DIRECTIONS –
Transcribe the listing that follows in full, omitting pictures.

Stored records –
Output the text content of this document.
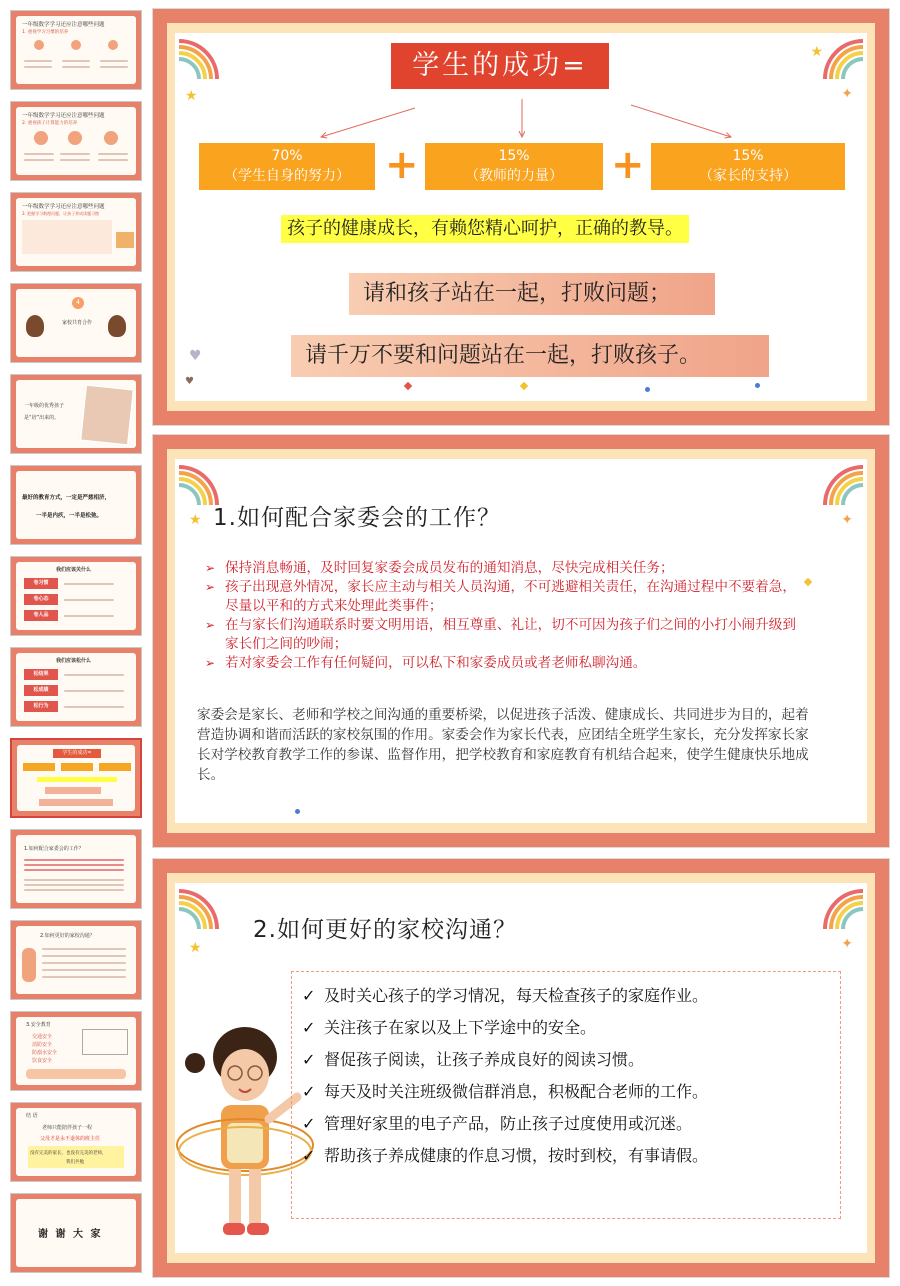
一年级数学学习还应注意哪些问题
1. 重视学习习惯的培养
一年级数学学习还应注意哪些问题
2. 重视孩子计算能力的培养
一年级数学学习还应注意哪些问题
3. 把握学习数理问题，让孩子养成读题习惯
4
家校共育合作
一年级的优秀孩子
是“培”出来的。
最好的教育方式，一定是严慈相济，
一半是内疚，一半是松弛。
我们应该关什么
卷习惯
卷心态
卷人品
我们应该松什么
松结果
松成绩
松行为
学生的成功=
1.如何配合家委会的工作？
2.如何更好的家校沟通？
3.安全教育
交通安全
消防安全
防溺水安全
饮食安全
结 语
老师只能陪伴孩子一程
父母才是永不退休的班主任
没有完美的家长，也没有完美的老师，
我们共勉
谢 谢 大 家
★
★
✦
♥
♥
学生的成功=
70%
（学生自身的努力） +	15%
（教师的力量）	+	15%
（家长的支持）
孩子的健康成长，有赖您精心呵护，正确的教导。
请和孩子站在一起，打败问题；
请千万不要和问题站在一起，打败孩子。
★	✦
1.如何配合家委会的工作？
➢ 保持消息畅通，及时回复家委会成员发布的通知消息，尽快完成相关任务；
➢ 孩子出现意外情况，家长应主动与相关人员沟通，不可逃避相关责任，在沟通过程中不要着急，尽量以平和的方式来处理此类事件；
➢ 在与家长们沟通联系时要文明用语，相互尊重、礼让，切不可因为孩子们之间的小打小闹升级到家长们之间的吵闹；
➢ 若对家委会工作有任何疑问，可以私下和家委成员或者老师私聊沟通。
家委会是家长、老师和学校之间沟通的重要桥梁，以促进孩子活泼、健康成长、共同进步为目的，起着营造协调和谐而活跃的家校氛围的作用。家委会作为家长代表，应团结全班学生家长，充分发挥家长家长对学校教育教学工作的参谋、监督作用，把学校教育和家庭教育有机结合起来，使学生健康快乐地成长。
★	✦
2.如何更好的家校沟通？
✓ 及时关心孩子的学习情况，每天检查孩子的家庭作业。
✓ 关注孩子在家以及上下学途中的安全。
✓ 督促孩子阅读，让孩子养成良好的阅读习惯。
✓ 每天及时关注班级微信群消息，积极配合老师的工作。
✓ 管理好家里的电子产品，防止孩子过度使用或沉迷。
✓ 帮助孩子养成健康的作息习惯，按时到校，有事请假。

ANSWER TO THIS TASK –
Output the text content of this document.
一年级数学学习还应注意哪些问题
1. 重视学习习惯的培养
一年级数学学习还应注意哪些问题
2. 重视孩子计算能力的培养
一年级数学学习还应注意哪些问题
3. 把握学习数理问题，让孩子养成读题习惯
4
家校共育合作
一年级的优秀孩子
是“培”出来的。
最好的教育方式，一定是严慈相济，
一半是内疚，一半是松弛。
我们应该关什么
卷习惯
卷心态
卷人品
我们应该松什么
松结果
松成绩
松行为
学生的成功=
1.如何配合家委会的工作？
2.如何更好的家校沟通？
3.安全教育
交通安全
消防安全
防溺水安全
饮食安全
结 语
老师只能陪伴孩子一程
父母才是永不退休的班主任
没有完美的家长，也没有完美的老师，
我们共勉
谢 谢 大 家
★
★
✦
♥
♥
学生的成功=
70%
（学生自身的努力） +	15%
（教师的力量）	+	15%
（家长的支持）
孩子的健康成长，有赖您精心呵护，正确的教导。
请和孩子站在一起，打败问题；
请千万不要和问题站在一起，打败孩子。
★	✦
1.如何配合家委会的工作？
➢ 保持消息畅通，及时回复家委会成员发布的通知消息，尽快完成相关任务；
➢ 孩子出现意外情况，家长应主动与相关人员沟通，不可逃避相关责任，在沟通过程中不要着急，尽量以平和的方式来处理此类事件；
➢ 在与家长们沟通联系时要文明用语，相互尊重、礼让，切不可因为孩子们之间的小打小闹升级到家长们之间的吵闹；
➢ 若对家委会工作有任何疑问，可以私下和家委成员或者老师私聊沟通。
家委会是家长、老师和学校之间沟通的重要桥梁，以促进孩子活泼、健康成长、共同进步为目的，起着营造协调和谐而活跃的家校氛围的作用。家委会作为家长代表，应团结全班学生家长，充分发挥家长家长对学校教育教学工作的参谋、监督作用，把学校教育和家庭教育有机结合起来，使学生健康快乐地成长。
★	✦
2.如何更好的家校沟通？
✓ 及时关心孩子的学习情况，每天检查孩子的家庭作业。
✓ 关注孩子在家以及上下学途中的安全。
✓ 督促孩子阅读，让孩子养成良好的阅读习惯。
✓ 每天及时关注班级微信群消息，积极配合老师的工作。
✓ 管理好家里的电子产品，防止孩子过度使用或沉迷。
✓ 帮助孩子养成健康的作息习惯，按时到校，有事请假。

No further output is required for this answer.